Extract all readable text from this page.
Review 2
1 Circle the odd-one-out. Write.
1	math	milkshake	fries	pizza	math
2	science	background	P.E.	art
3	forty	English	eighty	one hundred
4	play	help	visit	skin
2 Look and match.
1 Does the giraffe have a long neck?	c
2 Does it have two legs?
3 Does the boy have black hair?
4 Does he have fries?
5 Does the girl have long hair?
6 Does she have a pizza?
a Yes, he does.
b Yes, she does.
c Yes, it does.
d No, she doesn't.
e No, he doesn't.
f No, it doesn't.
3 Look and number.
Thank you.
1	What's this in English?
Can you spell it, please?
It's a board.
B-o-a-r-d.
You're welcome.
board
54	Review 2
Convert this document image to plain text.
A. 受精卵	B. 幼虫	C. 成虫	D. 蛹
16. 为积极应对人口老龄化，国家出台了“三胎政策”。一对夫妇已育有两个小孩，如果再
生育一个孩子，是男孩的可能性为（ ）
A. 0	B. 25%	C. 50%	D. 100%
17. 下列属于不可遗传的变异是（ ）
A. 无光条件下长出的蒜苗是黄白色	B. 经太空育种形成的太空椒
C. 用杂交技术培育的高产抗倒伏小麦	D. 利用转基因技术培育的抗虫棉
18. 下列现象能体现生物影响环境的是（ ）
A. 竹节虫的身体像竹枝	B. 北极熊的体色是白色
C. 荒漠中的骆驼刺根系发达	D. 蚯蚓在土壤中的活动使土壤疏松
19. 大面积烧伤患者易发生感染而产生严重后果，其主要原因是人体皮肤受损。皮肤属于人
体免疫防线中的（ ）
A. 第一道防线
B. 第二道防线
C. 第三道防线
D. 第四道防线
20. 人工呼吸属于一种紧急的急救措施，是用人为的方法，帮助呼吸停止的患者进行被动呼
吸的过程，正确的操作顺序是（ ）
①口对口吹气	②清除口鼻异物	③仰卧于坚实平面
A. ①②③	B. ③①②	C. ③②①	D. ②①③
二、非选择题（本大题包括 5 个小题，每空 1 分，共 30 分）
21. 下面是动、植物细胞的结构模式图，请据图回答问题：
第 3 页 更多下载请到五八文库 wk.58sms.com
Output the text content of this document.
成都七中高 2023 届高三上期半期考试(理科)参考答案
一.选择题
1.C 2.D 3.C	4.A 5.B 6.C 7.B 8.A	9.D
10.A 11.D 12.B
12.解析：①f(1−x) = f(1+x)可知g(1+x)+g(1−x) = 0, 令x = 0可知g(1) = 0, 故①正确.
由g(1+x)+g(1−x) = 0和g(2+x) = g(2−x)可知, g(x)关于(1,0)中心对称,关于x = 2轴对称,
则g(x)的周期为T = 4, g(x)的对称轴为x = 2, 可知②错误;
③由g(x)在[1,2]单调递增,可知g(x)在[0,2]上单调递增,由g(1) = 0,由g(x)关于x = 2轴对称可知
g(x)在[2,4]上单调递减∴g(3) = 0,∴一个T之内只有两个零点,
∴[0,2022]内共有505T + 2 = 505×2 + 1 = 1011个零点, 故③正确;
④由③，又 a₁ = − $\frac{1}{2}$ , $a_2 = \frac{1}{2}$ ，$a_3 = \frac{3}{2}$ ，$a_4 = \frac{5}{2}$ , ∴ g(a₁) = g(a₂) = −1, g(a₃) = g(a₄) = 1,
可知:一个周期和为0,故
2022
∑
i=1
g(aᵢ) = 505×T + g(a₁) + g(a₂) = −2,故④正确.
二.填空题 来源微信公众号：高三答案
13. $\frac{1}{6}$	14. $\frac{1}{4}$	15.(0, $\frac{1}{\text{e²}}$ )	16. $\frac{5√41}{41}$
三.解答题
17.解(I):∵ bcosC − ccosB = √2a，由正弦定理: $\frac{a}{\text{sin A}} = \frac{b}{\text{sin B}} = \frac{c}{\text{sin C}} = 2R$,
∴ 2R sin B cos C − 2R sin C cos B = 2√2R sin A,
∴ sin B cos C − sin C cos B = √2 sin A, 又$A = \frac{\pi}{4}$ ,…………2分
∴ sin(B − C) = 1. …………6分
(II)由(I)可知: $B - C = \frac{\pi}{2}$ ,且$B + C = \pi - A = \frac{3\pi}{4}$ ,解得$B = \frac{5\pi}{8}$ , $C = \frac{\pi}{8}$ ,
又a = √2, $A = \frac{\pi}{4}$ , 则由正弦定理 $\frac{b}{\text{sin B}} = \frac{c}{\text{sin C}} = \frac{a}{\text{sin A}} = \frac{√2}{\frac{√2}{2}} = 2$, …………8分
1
···
=== EXERCISE PROMPT ===
Every line of the data above should be copied exactly.

=== TASK SOLUTION ===
Extract all readable text from this page.
Review 2
1 Circle the odd-one-out. Write.
1	math	milkshake	fries	pizza	math
2	science	background	P.E.	art
3	forty	English	eighty	one hundred
4	play	help	visit	skin
2 Look and match.
1 Does the giraffe have a long neck?	c
2 Does it have two legs?
3 Does the boy have black hair?
4 Does he have fries?
5 Does the girl have long hair?
6 Does she have a pizza?
a Yes, he does.
b Yes, she does.
c Yes, it does.
d No, she doesn't.
e No, he doesn't.
f No, it doesn't.
3 Look and number.
Thank you.
1	What's this in English?
Can you spell it, please?
It's a board.
B-o-a-r-d.
You're welcome.
board
54	Review 2
Convert this document image to plain text.
A. 受精卵	B. 幼虫	C. 成虫	D. 蛹
16. 为积极应对人口老龄化，国家出台了“三胎政策”。一对夫妇已育有两个小孩，如果再
生育一个孩子，是男孩的可能性为（ ）
A. 0	B. 25%	C. 50%	D. 100%
17. 下列属于不可遗传的变异是（ ）
A. 无光条件下长出的蒜苗是黄白色	B. 经太空育种形成的太空椒
C. 用杂交技术培育的高产抗倒伏小麦	D. 利用转基因技术培育的抗虫棉
18. 下列现象能体现生物影响环境的是（ ）
A. 竹节虫的身体像竹枝	B. 北极熊的体色是白色
C. 荒漠中的骆驼刺根系发达	D. 蚯蚓在土壤中的活动使土壤疏松
19. 大面积烧伤患者易发生感染而产生严重后果，其主要原因是人体皮肤受损。皮肤属于人
体免疫防线中的（ ）
A. 第一道防线
B. 第二道防线
C. 第三道防线
D. 第四道防线
20. 人工呼吸属于一种紧急的急救措施，是用人为的方法，帮助呼吸停止的患者进行被动呼
吸的过程，正确的操作顺序是（ ）
①口对口吹气	②清除口鼻异物	③仰卧于坚实平面
A. ①②③	B. ③①②	C. ③②①	D. ②①③
二、非选择题（本大题包括 5 个小题，每空 1 分，共 30 分）
21. 下面是动、植物细胞的结构模式图，请据图回答问题：
第 3 页 更多下载请到五八文库 wk.58sms.com
Output the text content of this document.
成都七中高 2023 届高三上期半期考试(理科)参考答案
一.选择题
1.C 2.D 3.C	4.A 5.B 6.C 7.B 8.A	9.D
10.A 11.D 12.B
12.解析：①f(1−x) = f(1+x)可知g(1+x)+g(1−x) = 0, 令x = 0可知g(1) = 0, 故①正确.
由g(1+x)+g(1−x) = 0和g(2+x) = g(2−x)可知, g(x)关于(1,0)中心对称,关于x = 2轴对称,
则g(x)的周期为T = 4, g(x)的对称轴为x = 2, 可知②错误;
③由g(x)在[1,2]单调递增,可知g(x)在[0,2]上单调递增,由g(1) = 0,由g(x)关于x = 2轴对称可知
g(x)在[2,4]上单调递减∴g(3) = 0,∴一个T之内只有两个零点,
∴[0,2022]内共有505T + 2 = 505×2 + 1 = 1011个零点, 故③正确;
④由③，又 a₁ = − $\frac{1}{2}$ , $a_2 = \frac{1}{2}$ ，$a_3 = \frac{3}{2}$ ，$a_4 = \frac{5}{2}$ , ∴ g(a₁) = g(a₂) = −1, g(a₃) = g(a₄) = 1,
可知:一个周期和为0,故
2022
∑
i=1
g(aᵢ) = 505×T + g(a₁) + g(a₂) = −2,故④正确.
二.填空题 来源微信公众号：高三答案
13. $\frac{1}{6}$	14. $\frac{1}{4}$	15.(0, $\frac{1}{\text{e²}}$ )	16. $\frac{5√41}{41}$
三.解答题
17.解(I):∵ bcosC − ccosB = √2a，由正弦定理: $\frac{a}{\text{sin A}} = \frac{b}{\text{sin B}} = \frac{c}{\text{sin C}} = 2R$,
∴ 2R sin B cos C − 2R sin C cos B = 2√2R sin A,
∴ sin B cos C − sin C cos B = √2 sin A, 又$A = \frac{\pi}{4}$ ,…………2分
∴ sin(B − C) = 1. …………6分
(II)由(I)可知: $B - C = \frac{\pi}{2}$ ,且$B + C = \pi - A = \frac{3\pi}{4}$ ,解得$B = \frac{5\pi}{8}$ , $C = \frac{\pi}{8}$ ,
又a = √2, $A = \frac{\pi}{4}$ , 则由正弦定理 $\frac{b}{\text{sin B}} = \frac{c}{\text{sin C}} = \frac{a}{\text{sin A}} = \frac{√2}{\frac{√2}{2}} = 2$, …………8分
1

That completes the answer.